* _YOUR TASK_
Retype all of the listing exactly, passing over any picture you find.

* _EXERCISE INPUTS_

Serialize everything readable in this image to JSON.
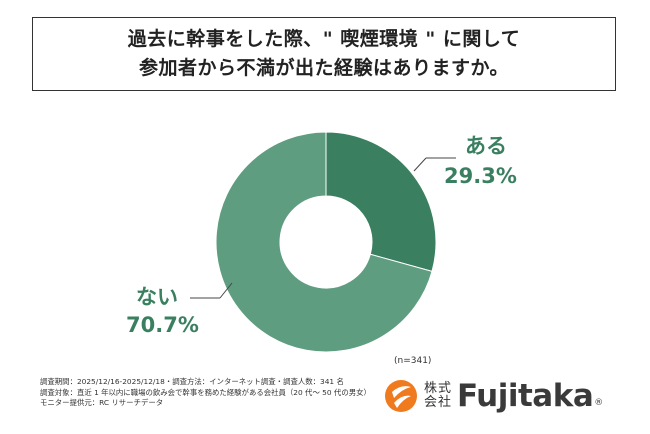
{
  "title": {
    "line1": "過去に幹事をした際、\" 喫煙環境 \" に関して",
    "line2": "参加者から不満が出た経験はありますか。"
  },
  "chart_data": {
    "type": "pie",
    "donut": true,
    "slices": [
      {
        "label": "ある",
        "value": 29.3,
        "value_label": "29.3%",
        "color": "#3a8060"
      },
      {
        "label": "ない",
        "value": 70.7,
        "value_label": "70.7%",
        "color": "#5f9d80"
      }
    ],
    "note": "(n=341)"
  },
  "footnote": {
    "line1": "調査期間：2025/12/16-2025/12/18・調査方法：インターネット調査・調査人数：341 名",
    "line2": "調査対象：直近 1 年以内に職場の飲み会で幹事を務めた経験がある会社員（20 代〜 50 代の男女）",
    "line3": "モニター提供元：RC リサーチデータ"
  },
  "logo": {
    "kanji_top": "株式",
    "kanji_bottom": "会社",
    "wordmark": "Fujitaka",
    "registered": "®",
    "icon": "fujitaka-flame-icon",
    "icon_color": "#f07a1e"
  }
}
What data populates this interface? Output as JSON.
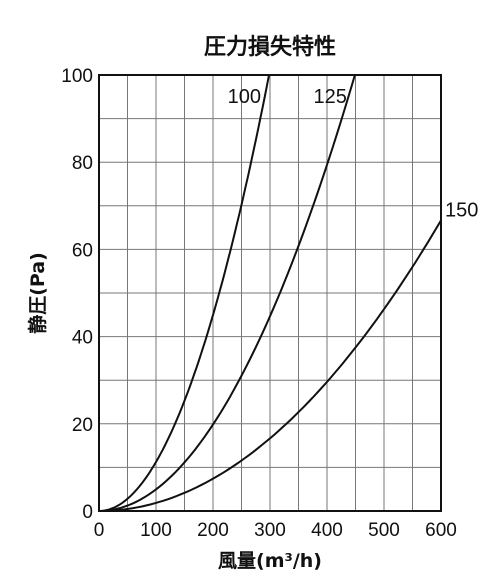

* _FINAL RESULT_
Serialize everything readable in this image to JSON.
{
  "title": {
    "line1": "過去に幹事をした際、\" 喫煙環境 \" に関して",
    "line2": "参加者から不満が出た経験はありますか。"
  },
  "chart_data": {
    "type": "pie",
    "donut": true,
    "slices": [
      {
        "label": "ある",
        "value": 29.3,
        "value_label": "29.3%",
        "color": "#3a8060"
      },
      {
        "label": "ない",
        "value": 70.7,
        "value_label": "70.7%",
        "color": "#5f9d80"
      }
    ],
    "note": "(n=341)"
  },
  "footnote": {
    "line1": "調査期間：2025/12/16-2025/12/18・調査方法：インターネット調査・調査人数：341 名",
    "line2": "調査対象：直近 1 年以内に職場の飲み会で幹事を務めた経験がある会社員（20 代〜 50 代の男女）",
    "line3": "モニター提供元：RC リサーチデータ"
  },
  "logo": {
    "kanji_top": "株式",
    "kanji_bottom": "会社",
    "wordmark": "Fujitaka",
    "registered": "®",
    "icon": "fujitaka-flame-icon",
    "icon_color": "#f07a1e"
  }
}
What data populates this interface? Output as JSON.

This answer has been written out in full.